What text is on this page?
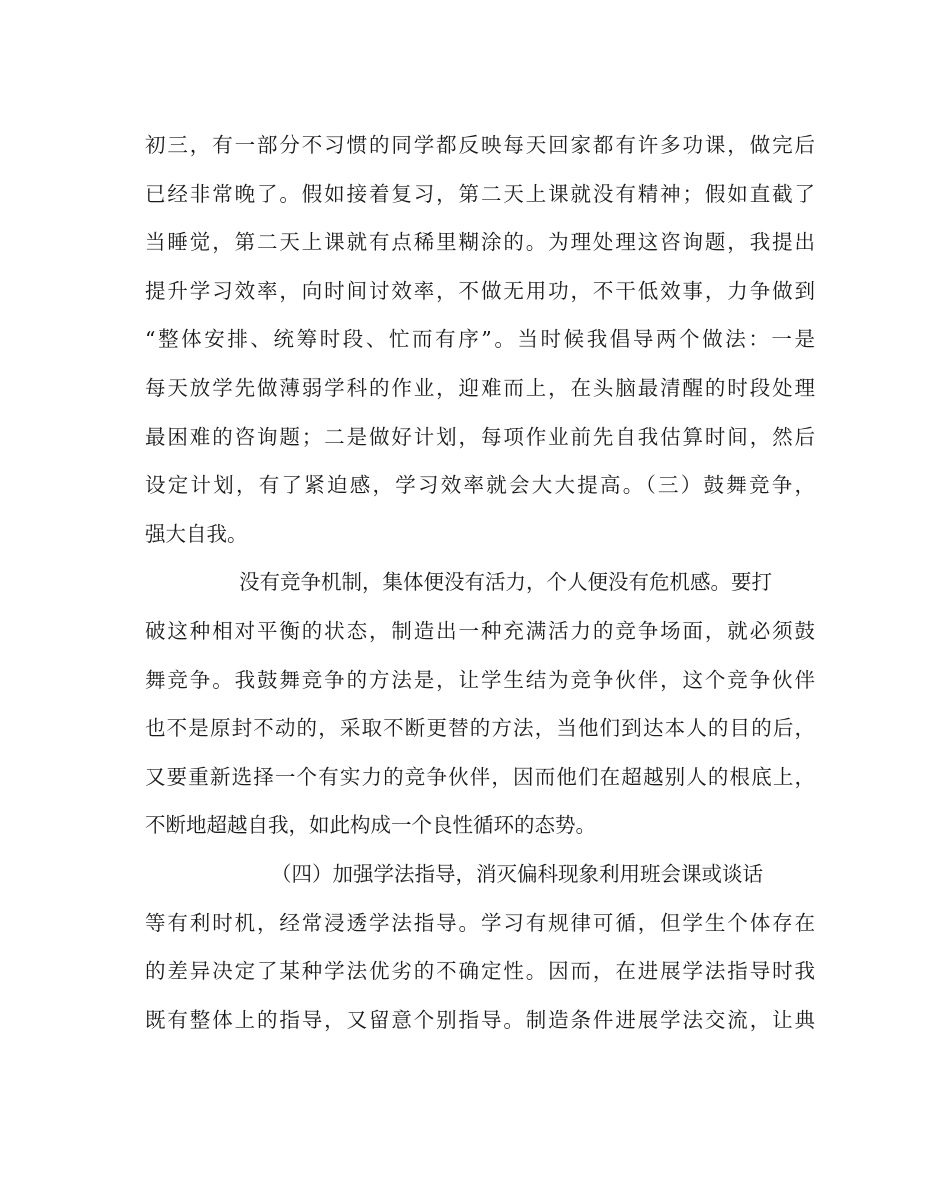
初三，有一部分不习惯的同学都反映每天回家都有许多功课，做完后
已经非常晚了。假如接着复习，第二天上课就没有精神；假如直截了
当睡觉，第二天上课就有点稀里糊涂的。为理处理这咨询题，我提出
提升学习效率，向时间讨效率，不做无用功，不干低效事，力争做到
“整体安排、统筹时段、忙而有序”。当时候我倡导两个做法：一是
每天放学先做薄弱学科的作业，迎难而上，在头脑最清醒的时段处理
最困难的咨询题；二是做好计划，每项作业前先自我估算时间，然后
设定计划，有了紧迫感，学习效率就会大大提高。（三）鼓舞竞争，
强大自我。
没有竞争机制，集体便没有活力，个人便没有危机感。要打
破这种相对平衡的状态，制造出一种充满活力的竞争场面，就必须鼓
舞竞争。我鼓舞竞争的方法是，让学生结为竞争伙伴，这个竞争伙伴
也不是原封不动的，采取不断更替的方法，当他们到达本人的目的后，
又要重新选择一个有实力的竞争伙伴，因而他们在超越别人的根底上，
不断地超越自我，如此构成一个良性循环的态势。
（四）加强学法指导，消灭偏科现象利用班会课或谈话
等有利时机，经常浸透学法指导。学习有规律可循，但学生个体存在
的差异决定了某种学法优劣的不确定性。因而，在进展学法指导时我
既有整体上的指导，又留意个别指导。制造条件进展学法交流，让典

** EXERCISE DIRECTIONS **
Transcribe the entries above verbatim, omitting their pictures.

** REPLY TO THE TASK **
What text is on this page?
初三，有一部分不习惯的同学都反映每天回家都有许多功课，做完后
已经非常晚了。假如接着复习，第二天上课就没有精神；假如直截了
当睡觉，第二天上课就有点稀里糊涂的。为理处理这咨询题，我提出
提升学习效率，向时间讨效率，不做无用功，不干低效事，力争做到
“整体安排、统筹时段、忙而有序”。当时候我倡导两个做法：一是
每天放学先做薄弱学科的作业，迎难而上，在头脑最清醒的时段处理
最困难的咨询题；二是做好计划，每项作业前先自我估算时间，然后
设定计划，有了紧迫感，学习效率就会大大提高。（三）鼓舞竞争，
强大自我。
没有竞争机制，集体便没有活力，个人便没有危机感。要打
破这种相对平衡的状态，制造出一种充满活力的竞争场面，就必须鼓
舞竞争。我鼓舞竞争的方法是，让学生结为竞争伙伴，这个竞争伙伴
也不是原封不动的，采取不断更替的方法，当他们到达本人的目的后，
又要重新选择一个有实力的竞争伙伴，因而他们在超越别人的根底上，
不断地超越自我，如此构成一个良性循环的态势。
（四）加强学法指导，消灭偏科现象利用班会课或谈话
等有利时机，经常浸透学法指导。学习有规律可循，但学生个体存在
的差异决定了某种学法优劣的不确定性。因而，在进展学法指导时我
既有整体上的指导，又留意个别指导。制造条件进展学法交流，让典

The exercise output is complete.